Annotated element listings
========
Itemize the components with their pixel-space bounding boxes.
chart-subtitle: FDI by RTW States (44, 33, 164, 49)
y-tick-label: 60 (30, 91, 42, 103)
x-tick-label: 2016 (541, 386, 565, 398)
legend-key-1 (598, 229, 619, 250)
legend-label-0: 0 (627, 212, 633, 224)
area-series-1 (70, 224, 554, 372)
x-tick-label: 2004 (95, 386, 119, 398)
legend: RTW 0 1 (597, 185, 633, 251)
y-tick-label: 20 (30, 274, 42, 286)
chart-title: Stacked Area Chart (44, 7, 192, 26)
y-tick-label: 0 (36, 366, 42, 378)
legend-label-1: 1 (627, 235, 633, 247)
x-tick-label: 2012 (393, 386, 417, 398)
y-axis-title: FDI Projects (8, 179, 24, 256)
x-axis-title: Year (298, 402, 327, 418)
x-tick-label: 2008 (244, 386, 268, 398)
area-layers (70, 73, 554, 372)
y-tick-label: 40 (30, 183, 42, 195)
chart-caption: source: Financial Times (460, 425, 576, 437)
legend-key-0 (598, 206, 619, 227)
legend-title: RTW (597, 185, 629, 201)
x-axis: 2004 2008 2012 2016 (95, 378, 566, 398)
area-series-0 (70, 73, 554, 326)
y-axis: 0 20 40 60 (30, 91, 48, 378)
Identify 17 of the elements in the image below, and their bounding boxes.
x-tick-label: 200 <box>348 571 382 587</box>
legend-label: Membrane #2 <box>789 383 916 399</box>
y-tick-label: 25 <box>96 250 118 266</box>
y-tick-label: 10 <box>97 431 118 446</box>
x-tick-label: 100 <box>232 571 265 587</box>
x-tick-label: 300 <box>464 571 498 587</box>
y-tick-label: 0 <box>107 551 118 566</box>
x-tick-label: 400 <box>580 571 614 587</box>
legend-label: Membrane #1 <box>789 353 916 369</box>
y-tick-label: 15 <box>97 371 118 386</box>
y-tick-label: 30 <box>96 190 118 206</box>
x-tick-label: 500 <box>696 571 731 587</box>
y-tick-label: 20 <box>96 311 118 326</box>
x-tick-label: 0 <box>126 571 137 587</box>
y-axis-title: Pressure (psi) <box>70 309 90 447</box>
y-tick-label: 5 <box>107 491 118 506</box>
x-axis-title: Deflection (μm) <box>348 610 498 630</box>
========
# GIVEN INSTRUCTION:
Give every line of the listing above as a JSON list of strings, one string per line, leaving out any blank lines.

# THE REPLY:
[
  "Itemize the components with their pixel-space bounding boxes.",
  "chart-subtitle: FDI by RTW States (44, 33, 164, 49)",
  "y-tick-label: 60 (30, 91, 42, 103)",
  "x-tick-label: 2016 (541, 386, 565, 398)",
  "legend-key-1 (598, 229, 619, 250)",
  "legend-label-0: 0 (627, 212, 633, 224)",
  "area-series-1 (70, 224, 554, 372)",
  "x-tick-label: 2004 (95, 386, 119, 398)",
  "legend: RTW 0 1 (597, 185, 633, 251)",
  "y-tick-label: 20 (30, 274, 42, 286)",
  "chart-title: Stacked Area Chart (44, 7, 192, 26)",
  "y-tick-label: 0 (36, 366, 42, 378)",
  "legend-label-1: 1 (627, 235, 633, 247)",
  "x-tick-label: 2012 (393, 386, 417, 398)",
  "y-axis-title: FDI Projects (8, 179, 24, 256)",
  "x-axis-title: Year (298, 402, 327, 418)",
  "x-tick-label: 2008 (244, 386, 268, 398)",
  "area-layers (70, 73, 554, 372)",
  "y-tick-label: 40 (30, 183, 42, 195)",
  "chart-caption: source: Financial Times (460, 425, 576, 437)",
  "legend-key-0 (598, 206, 619, 227)",
  "legend-title: RTW (597, 185, 629, 201)",
  "x-axis: 2004 2008 2012 2016 (95, 378, 566, 398)",
  "area-series-0 (70, 73, 554, 326)",
  "y-axis: 0 20 40 60 (30, 91, 48, 378)",
  "Identify 17 of the elements in the image below, and their bounding boxes.",
  "x-tick-label: 200 <box>348 571 382 587</box>",
  "legend-label: Membrane #2 <box>789 383 916 399</box>",
  "y-tick-label: 25 <box>96 250 118 266</box>",
  "y-tick-label: 10 <box>97 431 118 446</box>",
  "x-tick-label: 100 <box>232 571 265 587</box>",
  "x-tick-label: 300 <box>464 571 498 587</box>",
  "y-tick-label: 0 <box>107 551 118 566</box>",
  "x-tick-label: 400 <box>580 571 614 587</box>",
  "legend-label: Membrane #1 <box>789 353 916 369</box>",
  "y-tick-label: 15 <box>97 371 118 386</box>",
  "y-tick-label: 30 <box>96 190 118 206</box>",
  "x-tick-label: 500 <box>696 571 731 587</box>",
  "y-tick-label: 20 <box>96 311 118 326</box>",
  "x-tick-label: 0 <box>126 571 137 587</box>",
  "y-axis-title: Pressure (psi) <box>70 309 90 447</box>",
  "y-tick-label: 5 <box>107 491 118 506</box>",
  "x-axis-title: Deflection (μm) <box>348 610 498 630</box>"
]